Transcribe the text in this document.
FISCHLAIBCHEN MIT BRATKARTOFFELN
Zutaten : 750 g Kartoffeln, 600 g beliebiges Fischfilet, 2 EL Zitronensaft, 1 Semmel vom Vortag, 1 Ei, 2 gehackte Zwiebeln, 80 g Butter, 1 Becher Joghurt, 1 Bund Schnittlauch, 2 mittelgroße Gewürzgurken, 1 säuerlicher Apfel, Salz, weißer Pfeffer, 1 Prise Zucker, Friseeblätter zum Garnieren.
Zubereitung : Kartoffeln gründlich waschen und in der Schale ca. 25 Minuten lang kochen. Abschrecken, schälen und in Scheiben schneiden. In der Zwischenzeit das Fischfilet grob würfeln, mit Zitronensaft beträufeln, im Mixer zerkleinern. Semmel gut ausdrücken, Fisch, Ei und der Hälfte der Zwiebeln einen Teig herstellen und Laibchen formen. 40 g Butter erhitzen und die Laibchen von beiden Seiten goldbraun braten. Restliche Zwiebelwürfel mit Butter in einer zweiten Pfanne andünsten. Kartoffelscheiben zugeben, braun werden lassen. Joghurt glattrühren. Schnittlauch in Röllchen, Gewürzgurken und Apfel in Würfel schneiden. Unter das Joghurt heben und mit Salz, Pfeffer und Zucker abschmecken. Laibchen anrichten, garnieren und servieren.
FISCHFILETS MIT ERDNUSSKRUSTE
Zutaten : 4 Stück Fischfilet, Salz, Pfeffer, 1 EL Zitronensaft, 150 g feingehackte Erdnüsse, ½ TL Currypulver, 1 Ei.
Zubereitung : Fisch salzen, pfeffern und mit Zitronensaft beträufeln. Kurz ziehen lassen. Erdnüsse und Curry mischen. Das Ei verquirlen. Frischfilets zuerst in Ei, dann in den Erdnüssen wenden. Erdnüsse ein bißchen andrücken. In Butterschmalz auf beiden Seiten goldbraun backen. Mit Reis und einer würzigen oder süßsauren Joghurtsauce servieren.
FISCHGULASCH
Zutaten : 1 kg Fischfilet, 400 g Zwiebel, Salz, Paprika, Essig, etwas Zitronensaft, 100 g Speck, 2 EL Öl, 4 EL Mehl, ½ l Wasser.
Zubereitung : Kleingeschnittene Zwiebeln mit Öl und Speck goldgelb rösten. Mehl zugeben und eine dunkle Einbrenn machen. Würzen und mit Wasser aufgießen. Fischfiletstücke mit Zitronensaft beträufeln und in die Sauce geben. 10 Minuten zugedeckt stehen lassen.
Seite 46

----------------

**EXERCISE INSTRUCTIONS:** Output the listing above word for word.

**RESPONSE TO THIS TASK:**
Transcribe the text in this document.
FISCHLAIBCHEN MIT BRATKARTOFFELN
Zutaten : 750 g Kartoffeln, 600 g beliebiges Fischfilet, 2 EL Zitronensaft, 1 Semmel vom Vortag, 1 Ei, 2 gehackte Zwiebeln, 80 g Butter, 1 Becher Joghurt, 1 Bund Schnittlauch, 2 mittelgroße Gewürzgurken, 1 säuerlicher Apfel, Salz, weißer Pfeffer, 1 Prise Zucker, Friseeblätter zum Garnieren.
Zubereitung : Kartoffeln gründlich waschen und in der Schale ca. 25 Minuten lang kochen. Abschrecken, schälen und in Scheiben schneiden. In der Zwischenzeit das Fischfilet grob würfeln, mit Zitronensaft beträufeln, im Mixer zerkleinern. Semmel gut ausdrücken, Fisch, Ei und der Hälfte der Zwiebeln einen Teig herstellen und Laibchen formen. 40 g Butter erhitzen und die Laibchen von beiden Seiten goldbraun braten. Restliche Zwiebelwürfel mit Butter in einer zweiten Pfanne andünsten. Kartoffelscheiben zugeben, braun werden lassen. Joghurt glattrühren. Schnittlauch in Röllchen, Gewürzgurken und Apfel in Würfel schneiden. Unter das Joghurt heben und mit Salz, Pfeffer und Zucker abschmecken. Laibchen anrichten, garnieren und servieren.
FISCHFILETS MIT ERDNUSSKRUSTE
Zutaten : 4 Stück Fischfilet, Salz, Pfeffer, 1 EL Zitronensaft, 150 g feingehackte Erdnüsse, ½ TL Currypulver, 1 Ei.
Zubereitung : Fisch salzen, pfeffern und mit Zitronensaft beträufeln. Kurz ziehen lassen. Erdnüsse und Curry mischen. Das Ei verquirlen. Frischfilets zuerst in Ei, dann in den Erdnüssen wenden. Erdnüsse ein bißchen andrücken. In Butterschmalz auf beiden Seiten goldbraun backen. Mit Reis und einer würzigen oder süßsauren Joghurtsauce servieren.
FISCHGULASCH
Zutaten : 1 kg Fischfilet, 400 g Zwiebel, Salz, Paprika, Essig, etwas Zitronensaft, 100 g Speck, 2 EL Öl, 4 EL Mehl, ½ l Wasser.
Zubereitung : Kleingeschnittene Zwiebeln mit Öl und Speck goldgelb rösten. Mehl zugeben und eine dunkle Einbrenn machen. Würzen und mit Wasser aufgießen. Fischfiletstücke mit Zitronensaft beträufeln und in die Sauce geben. 10 Minuten zugedeckt stehen lassen.
Seite 46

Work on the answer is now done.